DIRECTIONS FOR THIS TASK:
Select the lines of the records containing the word "EURUSD" and list them.

RECORDED DATA:
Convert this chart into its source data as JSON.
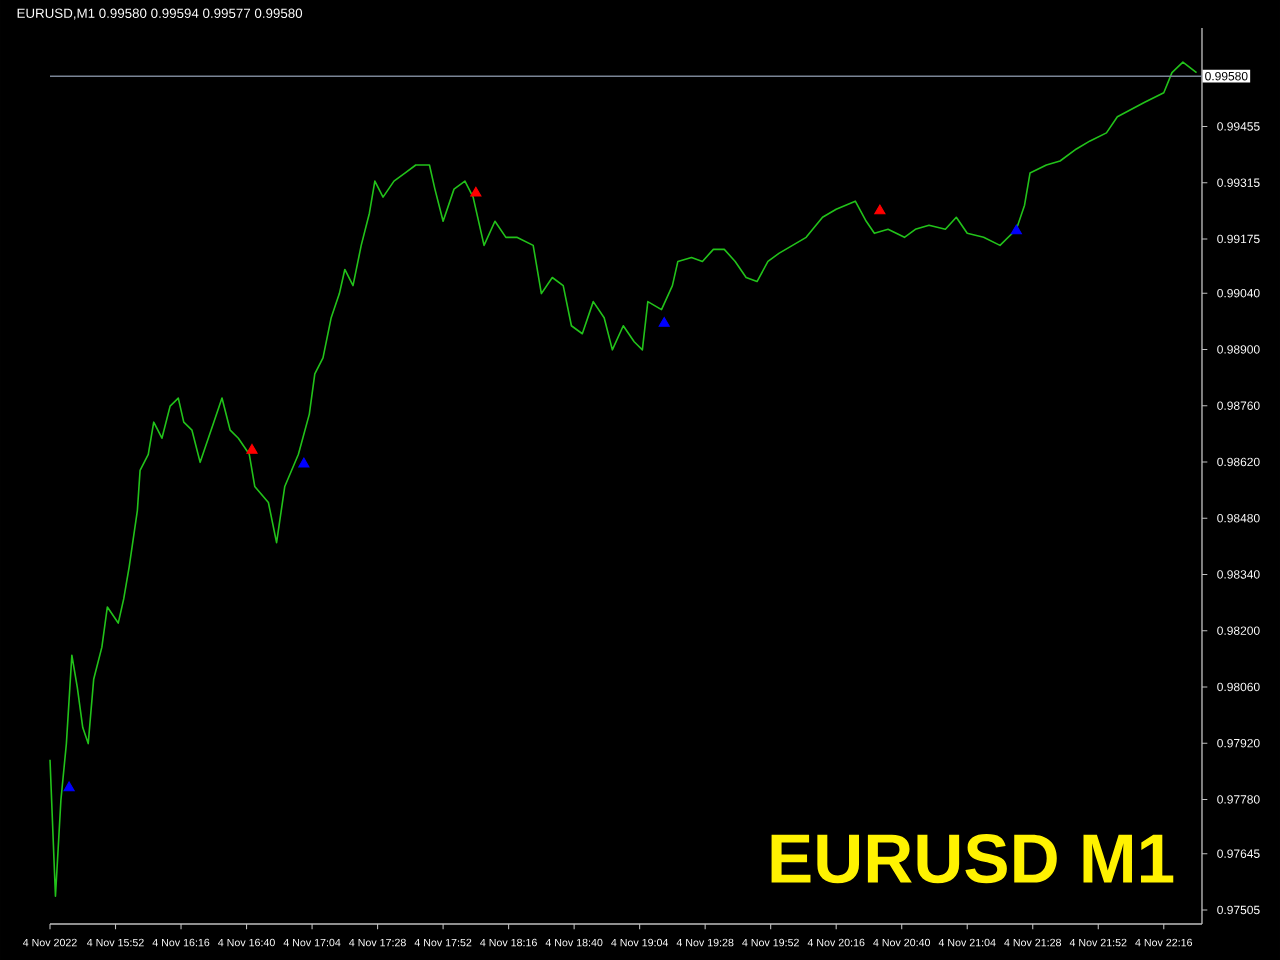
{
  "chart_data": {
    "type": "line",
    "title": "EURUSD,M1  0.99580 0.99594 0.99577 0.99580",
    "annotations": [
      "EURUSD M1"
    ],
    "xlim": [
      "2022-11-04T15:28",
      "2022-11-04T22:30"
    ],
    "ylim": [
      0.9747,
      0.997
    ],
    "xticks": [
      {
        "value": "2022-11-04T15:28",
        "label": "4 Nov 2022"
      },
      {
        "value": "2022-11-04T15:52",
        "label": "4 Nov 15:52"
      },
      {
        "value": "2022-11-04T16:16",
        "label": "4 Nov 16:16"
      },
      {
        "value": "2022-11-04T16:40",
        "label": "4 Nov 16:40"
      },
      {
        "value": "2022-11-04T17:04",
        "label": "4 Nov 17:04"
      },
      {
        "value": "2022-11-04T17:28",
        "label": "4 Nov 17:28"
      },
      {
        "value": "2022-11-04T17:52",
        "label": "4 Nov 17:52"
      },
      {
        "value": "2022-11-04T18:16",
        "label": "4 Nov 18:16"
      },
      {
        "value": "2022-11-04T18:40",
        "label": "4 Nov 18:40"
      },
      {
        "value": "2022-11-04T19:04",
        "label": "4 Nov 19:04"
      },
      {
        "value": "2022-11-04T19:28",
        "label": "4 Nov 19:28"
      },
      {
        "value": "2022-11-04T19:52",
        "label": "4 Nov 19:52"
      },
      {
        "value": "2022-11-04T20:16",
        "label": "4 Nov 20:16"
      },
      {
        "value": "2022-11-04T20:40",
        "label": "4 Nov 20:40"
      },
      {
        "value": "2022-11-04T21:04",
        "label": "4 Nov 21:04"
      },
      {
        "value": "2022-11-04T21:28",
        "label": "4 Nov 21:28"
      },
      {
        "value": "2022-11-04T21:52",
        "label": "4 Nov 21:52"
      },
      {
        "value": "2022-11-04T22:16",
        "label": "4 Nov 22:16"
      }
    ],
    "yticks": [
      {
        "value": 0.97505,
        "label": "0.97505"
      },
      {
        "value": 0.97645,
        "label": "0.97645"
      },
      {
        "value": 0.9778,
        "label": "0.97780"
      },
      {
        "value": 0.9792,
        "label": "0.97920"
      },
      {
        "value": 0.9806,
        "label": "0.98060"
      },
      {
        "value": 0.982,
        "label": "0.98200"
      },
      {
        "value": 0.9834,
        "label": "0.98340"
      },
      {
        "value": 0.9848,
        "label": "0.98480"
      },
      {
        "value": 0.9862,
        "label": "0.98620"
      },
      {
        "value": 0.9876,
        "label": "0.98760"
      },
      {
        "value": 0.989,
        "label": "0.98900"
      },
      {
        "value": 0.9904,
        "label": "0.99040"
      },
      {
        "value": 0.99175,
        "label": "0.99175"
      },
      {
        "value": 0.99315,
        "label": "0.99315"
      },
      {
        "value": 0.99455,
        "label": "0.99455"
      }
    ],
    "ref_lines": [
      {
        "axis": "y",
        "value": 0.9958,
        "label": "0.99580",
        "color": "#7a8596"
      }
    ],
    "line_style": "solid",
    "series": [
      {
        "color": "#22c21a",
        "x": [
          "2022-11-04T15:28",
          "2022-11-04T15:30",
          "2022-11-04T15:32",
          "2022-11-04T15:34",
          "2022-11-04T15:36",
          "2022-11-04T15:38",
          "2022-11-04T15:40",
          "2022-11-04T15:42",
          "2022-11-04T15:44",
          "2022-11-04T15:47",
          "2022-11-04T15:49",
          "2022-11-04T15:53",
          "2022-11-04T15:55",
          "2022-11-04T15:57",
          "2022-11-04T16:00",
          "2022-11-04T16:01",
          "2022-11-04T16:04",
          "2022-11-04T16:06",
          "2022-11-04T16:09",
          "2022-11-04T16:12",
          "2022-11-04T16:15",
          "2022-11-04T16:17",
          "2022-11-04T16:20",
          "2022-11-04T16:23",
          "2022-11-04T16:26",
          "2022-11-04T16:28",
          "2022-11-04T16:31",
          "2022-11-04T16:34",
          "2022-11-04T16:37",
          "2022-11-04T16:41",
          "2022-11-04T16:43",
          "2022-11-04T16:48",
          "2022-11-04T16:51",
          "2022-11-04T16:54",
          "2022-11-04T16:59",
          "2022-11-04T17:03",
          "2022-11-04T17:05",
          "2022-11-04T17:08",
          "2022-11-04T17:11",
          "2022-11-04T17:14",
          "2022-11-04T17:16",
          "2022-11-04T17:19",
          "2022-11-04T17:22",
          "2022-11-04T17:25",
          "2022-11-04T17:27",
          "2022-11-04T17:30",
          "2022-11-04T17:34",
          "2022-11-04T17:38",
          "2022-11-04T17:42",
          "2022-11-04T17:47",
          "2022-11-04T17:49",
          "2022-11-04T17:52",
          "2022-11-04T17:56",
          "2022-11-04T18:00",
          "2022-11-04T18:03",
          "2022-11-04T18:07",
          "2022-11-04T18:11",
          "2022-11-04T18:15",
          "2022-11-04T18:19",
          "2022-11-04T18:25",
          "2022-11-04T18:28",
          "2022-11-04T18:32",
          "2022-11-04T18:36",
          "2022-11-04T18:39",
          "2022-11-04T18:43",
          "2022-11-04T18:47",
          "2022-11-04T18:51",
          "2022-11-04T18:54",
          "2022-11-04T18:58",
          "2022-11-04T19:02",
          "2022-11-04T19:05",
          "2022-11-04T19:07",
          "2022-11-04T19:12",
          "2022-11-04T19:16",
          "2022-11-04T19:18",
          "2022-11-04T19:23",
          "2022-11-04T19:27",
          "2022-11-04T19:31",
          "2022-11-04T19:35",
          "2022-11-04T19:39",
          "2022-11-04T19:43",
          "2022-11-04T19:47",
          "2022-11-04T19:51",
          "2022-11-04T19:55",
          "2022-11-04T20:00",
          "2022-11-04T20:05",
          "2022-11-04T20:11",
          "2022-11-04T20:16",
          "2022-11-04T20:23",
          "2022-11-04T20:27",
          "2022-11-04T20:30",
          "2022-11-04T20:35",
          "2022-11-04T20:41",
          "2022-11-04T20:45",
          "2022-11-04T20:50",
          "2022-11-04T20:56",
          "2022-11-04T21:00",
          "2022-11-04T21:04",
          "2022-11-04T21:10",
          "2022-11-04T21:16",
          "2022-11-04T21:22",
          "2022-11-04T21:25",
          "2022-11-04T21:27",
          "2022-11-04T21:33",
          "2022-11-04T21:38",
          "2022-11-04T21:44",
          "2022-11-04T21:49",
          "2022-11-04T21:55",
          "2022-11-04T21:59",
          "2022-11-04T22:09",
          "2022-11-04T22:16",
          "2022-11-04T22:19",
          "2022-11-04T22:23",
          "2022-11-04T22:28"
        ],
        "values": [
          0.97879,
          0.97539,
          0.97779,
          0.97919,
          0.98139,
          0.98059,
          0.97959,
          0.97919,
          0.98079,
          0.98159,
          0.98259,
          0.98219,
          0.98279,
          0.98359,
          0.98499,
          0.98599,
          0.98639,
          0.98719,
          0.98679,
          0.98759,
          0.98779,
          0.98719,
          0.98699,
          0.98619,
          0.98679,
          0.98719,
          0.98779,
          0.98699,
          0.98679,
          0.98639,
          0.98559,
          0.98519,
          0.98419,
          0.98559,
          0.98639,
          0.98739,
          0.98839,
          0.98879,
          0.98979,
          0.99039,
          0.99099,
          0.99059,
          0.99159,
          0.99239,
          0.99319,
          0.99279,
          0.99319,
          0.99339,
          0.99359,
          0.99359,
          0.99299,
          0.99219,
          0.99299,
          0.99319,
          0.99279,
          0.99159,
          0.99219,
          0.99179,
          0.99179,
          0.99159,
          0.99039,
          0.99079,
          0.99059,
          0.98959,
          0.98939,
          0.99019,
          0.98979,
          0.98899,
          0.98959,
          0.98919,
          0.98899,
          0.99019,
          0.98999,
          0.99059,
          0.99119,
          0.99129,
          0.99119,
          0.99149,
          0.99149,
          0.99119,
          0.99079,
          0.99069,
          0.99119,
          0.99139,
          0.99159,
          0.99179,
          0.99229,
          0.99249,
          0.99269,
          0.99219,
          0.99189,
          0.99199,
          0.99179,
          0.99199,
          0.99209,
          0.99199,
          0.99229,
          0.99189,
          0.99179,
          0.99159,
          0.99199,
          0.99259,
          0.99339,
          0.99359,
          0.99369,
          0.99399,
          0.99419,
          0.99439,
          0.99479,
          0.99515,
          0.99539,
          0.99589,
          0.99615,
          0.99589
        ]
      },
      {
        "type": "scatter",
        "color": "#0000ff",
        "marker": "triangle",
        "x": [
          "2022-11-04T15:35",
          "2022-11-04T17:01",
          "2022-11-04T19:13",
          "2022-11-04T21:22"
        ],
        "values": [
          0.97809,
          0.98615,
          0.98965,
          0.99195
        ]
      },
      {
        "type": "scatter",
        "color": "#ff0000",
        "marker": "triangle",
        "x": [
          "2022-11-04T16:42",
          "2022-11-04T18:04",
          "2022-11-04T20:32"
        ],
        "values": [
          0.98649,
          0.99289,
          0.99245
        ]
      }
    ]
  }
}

RESULT OF THE EXERCISE:
    "title": "EURUSD,M1  0.99580 0.99594 0.99577 0.99580",
      "EURUSD M1"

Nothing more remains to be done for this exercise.